REQUIRED TASK
Repeat what the lines below say, word for word, and skip every image.

[Dataset rows about figures]
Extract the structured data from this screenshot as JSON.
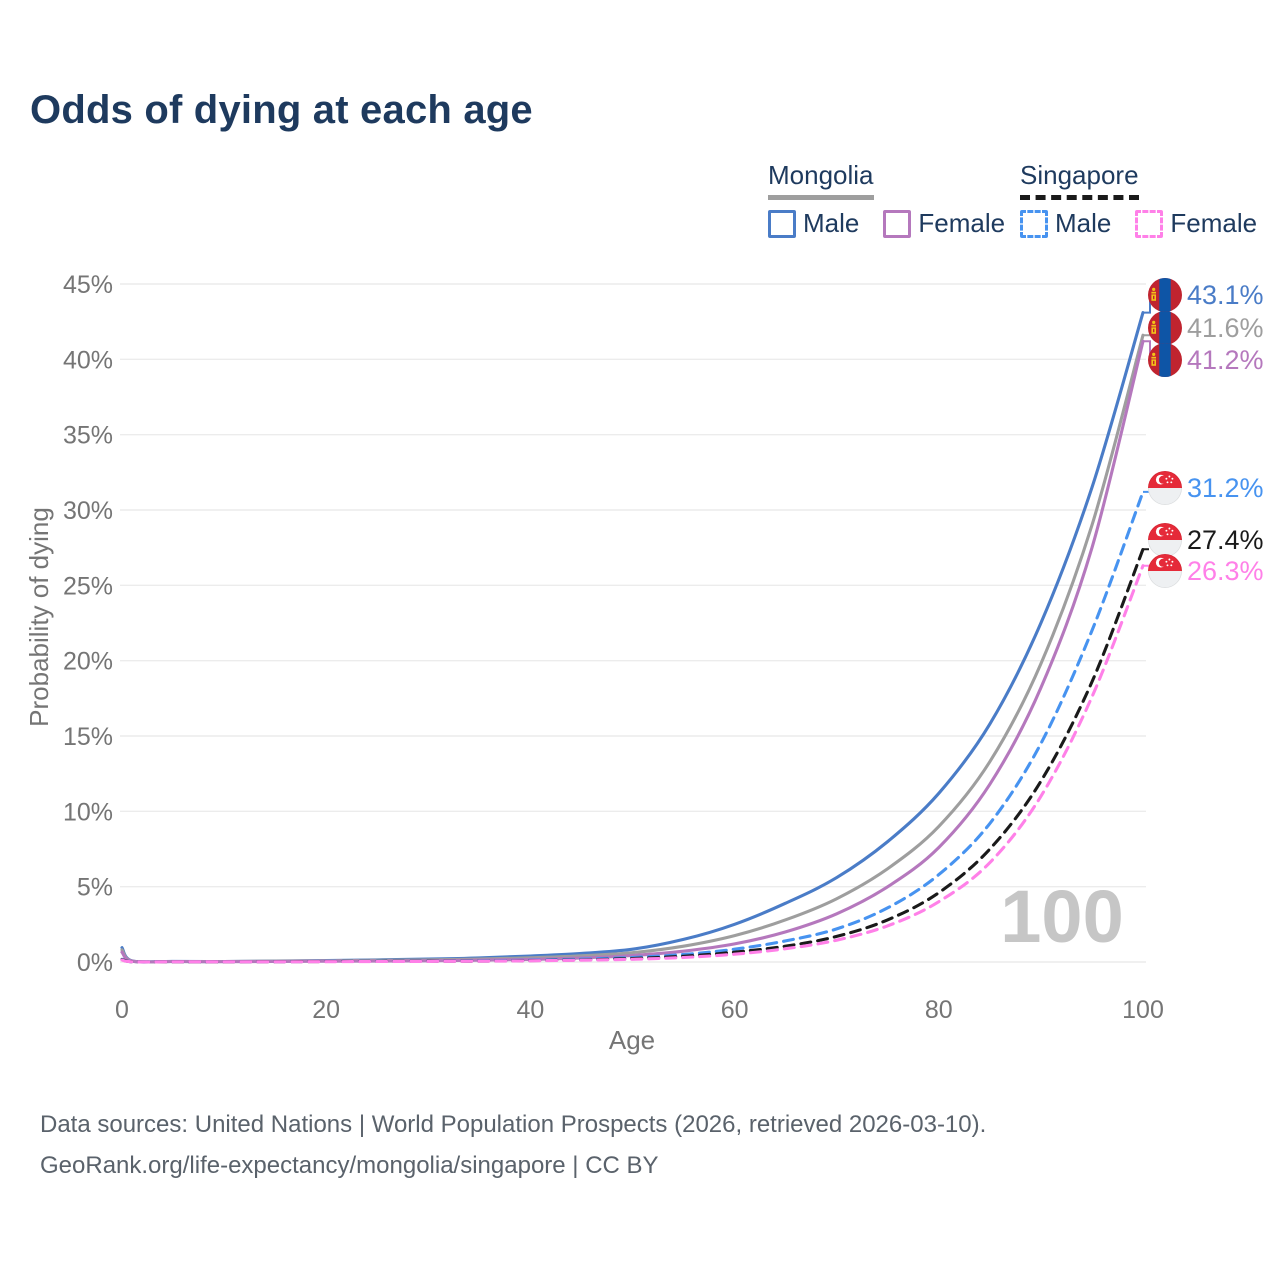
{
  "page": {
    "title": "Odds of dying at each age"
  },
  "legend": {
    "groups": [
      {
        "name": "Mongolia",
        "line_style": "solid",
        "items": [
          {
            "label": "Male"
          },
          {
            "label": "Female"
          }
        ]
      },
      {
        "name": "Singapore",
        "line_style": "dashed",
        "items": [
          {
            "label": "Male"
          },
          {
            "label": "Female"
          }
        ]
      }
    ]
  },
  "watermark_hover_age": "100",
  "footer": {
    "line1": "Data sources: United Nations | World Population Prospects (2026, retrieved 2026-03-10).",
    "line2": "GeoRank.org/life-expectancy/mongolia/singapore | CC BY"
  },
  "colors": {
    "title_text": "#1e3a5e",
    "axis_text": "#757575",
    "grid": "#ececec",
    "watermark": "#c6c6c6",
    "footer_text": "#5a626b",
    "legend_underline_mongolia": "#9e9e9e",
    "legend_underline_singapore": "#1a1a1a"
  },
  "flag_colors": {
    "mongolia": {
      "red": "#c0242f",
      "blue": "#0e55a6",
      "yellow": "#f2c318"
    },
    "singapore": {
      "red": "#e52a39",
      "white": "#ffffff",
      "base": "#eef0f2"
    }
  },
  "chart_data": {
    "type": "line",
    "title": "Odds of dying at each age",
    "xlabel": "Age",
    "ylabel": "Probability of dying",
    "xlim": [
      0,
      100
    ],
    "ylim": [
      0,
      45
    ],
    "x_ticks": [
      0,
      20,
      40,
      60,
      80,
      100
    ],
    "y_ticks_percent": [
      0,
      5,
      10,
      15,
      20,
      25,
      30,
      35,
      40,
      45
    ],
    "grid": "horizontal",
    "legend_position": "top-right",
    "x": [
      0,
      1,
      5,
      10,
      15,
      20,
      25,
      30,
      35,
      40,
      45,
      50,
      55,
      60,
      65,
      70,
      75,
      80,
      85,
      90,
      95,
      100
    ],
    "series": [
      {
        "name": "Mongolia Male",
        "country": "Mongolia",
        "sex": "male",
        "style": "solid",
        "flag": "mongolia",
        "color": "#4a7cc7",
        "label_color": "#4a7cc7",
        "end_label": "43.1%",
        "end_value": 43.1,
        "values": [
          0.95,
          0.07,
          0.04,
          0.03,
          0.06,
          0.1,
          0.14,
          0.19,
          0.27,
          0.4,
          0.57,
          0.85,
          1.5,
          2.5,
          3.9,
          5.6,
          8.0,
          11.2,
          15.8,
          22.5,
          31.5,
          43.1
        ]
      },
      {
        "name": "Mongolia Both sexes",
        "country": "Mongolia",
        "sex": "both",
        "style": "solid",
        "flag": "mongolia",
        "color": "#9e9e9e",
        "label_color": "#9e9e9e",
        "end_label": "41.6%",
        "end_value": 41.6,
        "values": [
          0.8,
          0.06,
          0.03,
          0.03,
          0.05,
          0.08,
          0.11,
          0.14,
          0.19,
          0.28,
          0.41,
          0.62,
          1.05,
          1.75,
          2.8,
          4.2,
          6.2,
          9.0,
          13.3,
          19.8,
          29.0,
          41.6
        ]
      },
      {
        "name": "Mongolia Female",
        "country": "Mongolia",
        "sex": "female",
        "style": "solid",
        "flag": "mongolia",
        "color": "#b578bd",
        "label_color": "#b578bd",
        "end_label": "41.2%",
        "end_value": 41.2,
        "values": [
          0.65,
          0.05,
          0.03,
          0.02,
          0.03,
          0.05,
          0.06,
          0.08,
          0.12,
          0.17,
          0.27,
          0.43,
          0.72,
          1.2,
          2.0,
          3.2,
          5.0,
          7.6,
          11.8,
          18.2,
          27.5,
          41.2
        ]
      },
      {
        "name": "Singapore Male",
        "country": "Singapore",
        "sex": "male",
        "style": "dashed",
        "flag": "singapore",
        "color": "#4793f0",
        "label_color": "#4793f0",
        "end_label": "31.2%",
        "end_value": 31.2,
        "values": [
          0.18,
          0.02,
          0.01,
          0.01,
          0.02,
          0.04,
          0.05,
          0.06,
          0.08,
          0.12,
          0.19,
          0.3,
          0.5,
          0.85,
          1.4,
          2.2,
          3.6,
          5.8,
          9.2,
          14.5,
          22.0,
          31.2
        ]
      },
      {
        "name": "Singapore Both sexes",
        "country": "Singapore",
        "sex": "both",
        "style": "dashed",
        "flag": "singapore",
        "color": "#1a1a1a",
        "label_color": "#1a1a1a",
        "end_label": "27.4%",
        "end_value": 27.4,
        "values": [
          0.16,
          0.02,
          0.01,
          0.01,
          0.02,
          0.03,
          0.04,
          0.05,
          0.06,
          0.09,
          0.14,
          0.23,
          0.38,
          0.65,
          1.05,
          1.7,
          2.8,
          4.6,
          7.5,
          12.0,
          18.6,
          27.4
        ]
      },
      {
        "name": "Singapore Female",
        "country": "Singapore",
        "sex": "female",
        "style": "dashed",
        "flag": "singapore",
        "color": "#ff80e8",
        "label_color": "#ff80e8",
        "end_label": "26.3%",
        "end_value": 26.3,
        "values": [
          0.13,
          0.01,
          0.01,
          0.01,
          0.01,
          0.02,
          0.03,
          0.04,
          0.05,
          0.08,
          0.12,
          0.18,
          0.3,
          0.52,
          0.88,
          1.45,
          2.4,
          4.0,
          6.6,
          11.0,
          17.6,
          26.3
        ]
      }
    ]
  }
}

ANSWER TO THE TASK
Extract the structured data from this screenshot as JSON.
{
  "page": {
    "title": "Odds of dying at each age"
  },
  "legend": {
    "groups": [
      {
        "name": "Mongolia",
        "line_style": "solid",
        "items": [
          {
            "label": "Male"
          },
          {
            "label": "Female"
          }
        ]
      },
      {
        "name": "Singapore",
        "line_style": "dashed",
        "items": [
          {
            "label": "Male"
          },
          {
            "label": "Female"
          }
        ]
      }
    ]
  },
  "watermark_hover_age": "100",
  "footer": {
    "line1": "Data sources: United Nations | World Population Prospects (2026, retrieved 2026-03-10).",
    "line2": "GeoRank.org/life-expectancy/mongolia/singapore | CC BY"
  },
  "colors": {
    "title_text": "#1e3a5e",
    "axis_text": "#757575",
    "grid": "#ececec",
    "watermark": "#c6c6c6",
    "footer_text": "#5a626b",
    "legend_underline_mongolia": "#9e9e9e",
    "legend_underline_singapore": "#1a1a1a"
  },
  "flag_colors": {
    "mongolia": {
      "red": "#c0242f",
      "blue": "#0e55a6",
      "yellow": "#f2c318"
    },
    "singapore": {
      "red": "#e52a39",
      "white": "#ffffff",
      "base": "#eef0f2"
    }
  },
  "chart_data": {
    "type": "line",
    "title": "Odds of dying at each age",
    "xlabel": "Age",
    "ylabel": "Probability of dying",
    "xlim": [
      0,
      100
    ],
    "ylim": [
      0,
      45
    ],
    "x_ticks": [
      0,
      20,
      40,
      60,
      80,
      100
    ],
    "y_ticks_percent": [
      0,
      5,
      10,
      15,
      20,
      25,
      30,
      35,
      40,
      45
    ],
    "grid": "horizontal",
    "legend_position": "top-right",
    "x": [
      0,
      1,
      5,
      10,
      15,
      20,
      25,
      30,
      35,
      40,
      45,
      50,
      55,
      60,
      65,
      70,
      75,
      80,
      85,
      90,
      95,
      100
    ],
    "series": [
      {
        "name": "Mongolia Male",
        "country": "Mongolia",
        "sex": "male",
        "style": "solid",
        "flag": "mongolia",
        "color": "#4a7cc7",
        "label_color": "#4a7cc7",
        "end_label": "43.1%",
        "end_value": 43.1,
        "values": [
          0.95,
          0.07,
          0.04,
          0.03,
          0.06,
          0.1,
          0.14,
          0.19,
          0.27,
          0.4,
          0.57,
          0.85,
          1.5,
          2.5,
          3.9,
          5.6,
          8.0,
          11.2,
          15.8,
          22.5,
          31.5,
          43.1
        ]
      },
      {
        "name": "Mongolia Both sexes",
        "country": "Mongolia",
        "sex": "both",
        "style": "solid",
        "flag": "mongolia",
        "color": "#9e9e9e",
        "label_color": "#9e9e9e",
        "end_label": "41.6%",
        "end_value": 41.6,
        "values": [
          0.8,
          0.06,
          0.03,
          0.03,
          0.05,
          0.08,
          0.11,
          0.14,
          0.19,
          0.28,
          0.41,
          0.62,
          1.05,
          1.75,
          2.8,
          4.2,
          6.2,
          9.0,
          13.3,
          19.8,
          29.0,
          41.6
        ]
      },
      {
        "name": "Mongolia Female",
        "country": "Mongolia",
        "sex": "female",
        "style": "solid",
        "flag": "mongolia",
        "color": "#b578bd",
        "label_color": "#b578bd",
        "end_label": "41.2%",
        "end_value": 41.2,
        "values": [
          0.65,
          0.05,
          0.03,
          0.02,
          0.03,
          0.05,
          0.06,
          0.08,
          0.12,
          0.17,
          0.27,
          0.43,
          0.72,
          1.2,
          2.0,
          3.2,
          5.0,
          7.6,
          11.8,
          18.2,
          27.5,
          41.2
        ]
      },
      {
        "name": "Singapore Male",
        "country": "Singapore",
        "sex": "male",
        "style": "dashed",
        "flag": "singapore",
        "color": "#4793f0",
        "label_color": "#4793f0",
        "end_label": "31.2%",
        "end_value": 31.2,
        "values": [
          0.18,
          0.02,
          0.01,
          0.01,
          0.02,
          0.04,
          0.05,
          0.06,
          0.08,
          0.12,
          0.19,
          0.3,
          0.5,
          0.85,
          1.4,
          2.2,
          3.6,
          5.8,
          9.2,
          14.5,
          22.0,
          31.2
        ]
      },
      {
        "name": "Singapore Both sexes",
        "country": "Singapore",
        "sex": "both",
        "style": "dashed",
        "flag": "singapore",
        "color": "#1a1a1a",
        "label_color": "#1a1a1a",
        "end_label": "27.4%",
        "end_value": 27.4,
        "values": [
          0.16,
          0.02,
          0.01,
          0.01,
          0.02,
          0.03,
          0.04,
          0.05,
          0.06,
          0.09,
          0.14,
          0.23,
          0.38,
          0.65,
          1.05,
          1.7,
          2.8,
          4.6,
          7.5,
          12.0,
          18.6,
          27.4
        ]
      },
      {
        "name": "Singapore Female",
        "country": "Singapore",
        "sex": "female",
        "style": "dashed",
        "flag": "singapore",
        "color": "#ff80e8",
        "label_color": "#ff80e8",
        "end_label": "26.3%",
        "end_value": 26.3,
        "values": [
          0.13,
          0.01,
          0.01,
          0.01,
          0.01,
          0.02,
          0.03,
          0.04,
          0.05,
          0.08,
          0.12,
          0.18,
          0.3,
          0.52,
          0.88,
          1.45,
          2.4,
          4.0,
          6.6,
          11.0,
          17.6,
          26.3
        ]
      }
    ]
  }
}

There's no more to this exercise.